■ Material supplied
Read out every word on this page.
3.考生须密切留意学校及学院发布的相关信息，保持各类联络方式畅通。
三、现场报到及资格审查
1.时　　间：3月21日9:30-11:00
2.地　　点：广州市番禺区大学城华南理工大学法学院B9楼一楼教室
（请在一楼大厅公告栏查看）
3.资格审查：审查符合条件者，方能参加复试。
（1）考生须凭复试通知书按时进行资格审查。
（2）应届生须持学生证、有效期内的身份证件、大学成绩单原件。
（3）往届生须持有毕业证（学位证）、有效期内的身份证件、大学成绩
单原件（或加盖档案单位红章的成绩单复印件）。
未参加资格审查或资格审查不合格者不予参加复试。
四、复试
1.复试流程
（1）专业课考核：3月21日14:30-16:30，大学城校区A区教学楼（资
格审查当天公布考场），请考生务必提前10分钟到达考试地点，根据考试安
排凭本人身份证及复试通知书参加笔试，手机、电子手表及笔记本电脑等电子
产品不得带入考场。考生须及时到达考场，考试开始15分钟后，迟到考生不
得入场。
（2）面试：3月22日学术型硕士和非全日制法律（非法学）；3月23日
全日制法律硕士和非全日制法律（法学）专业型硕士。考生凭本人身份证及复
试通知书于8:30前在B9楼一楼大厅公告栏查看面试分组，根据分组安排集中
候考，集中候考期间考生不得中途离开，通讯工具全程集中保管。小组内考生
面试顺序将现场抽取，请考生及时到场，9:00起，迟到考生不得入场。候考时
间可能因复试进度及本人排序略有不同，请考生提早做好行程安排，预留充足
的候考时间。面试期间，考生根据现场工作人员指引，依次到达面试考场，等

■ Problem statement
Every line above should be printed again exactly as it stands.

■ Response
Read out every word on this page.
3.考生须密切留意学校及学院发布的相关信息，保持各类联络方式畅通。
三、现场报到及资格审查
1.时　　间：3月21日9:30-11:00
2.地　　点：广州市番禺区大学城华南理工大学法学院B9楼一楼教室
（请在一楼大厅公告栏查看）
3.资格审查：审查符合条件者，方能参加复试。
（1）考生须凭复试通知书按时进行资格审查。
（2）应届生须持学生证、有效期内的身份证件、大学成绩单原件。
（3）往届生须持有毕业证（学位证）、有效期内的身份证件、大学成绩
单原件（或加盖档案单位红章的成绩单复印件）。
未参加资格审查或资格审查不合格者不予参加复试。
四、复试
1.复试流程
（1）专业课考核：3月21日14:30-16:30，大学城校区A区教学楼（资
格审查当天公布考场），请考生务必提前10分钟到达考试地点，根据考试安
排凭本人身份证及复试通知书参加笔试，手机、电子手表及笔记本电脑等电子
产品不得带入考场。考生须及时到达考场，考试开始15分钟后，迟到考生不
得入场。
（2）面试：3月22日学术型硕士和非全日制法律（非法学）；3月23日
全日制法律硕士和非全日制法律（法学）专业型硕士。考生凭本人身份证及复
试通知书于8:30前在B9楼一楼大厅公告栏查看面试分组，根据分组安排集中
候考，集中候考期间考生不得中途离开，通讯工具全程集中保管。小组内考生
面试顺序将现场抽取，请考生及时到场，9:00起，迟到考生不得入场。候考时
间可能因复试进度及本人排序略有不同，请考生提早做好行程安排，预留充足
的候考时间。面试期间，考生根据现场工作人员指引，依次到达面试考场，等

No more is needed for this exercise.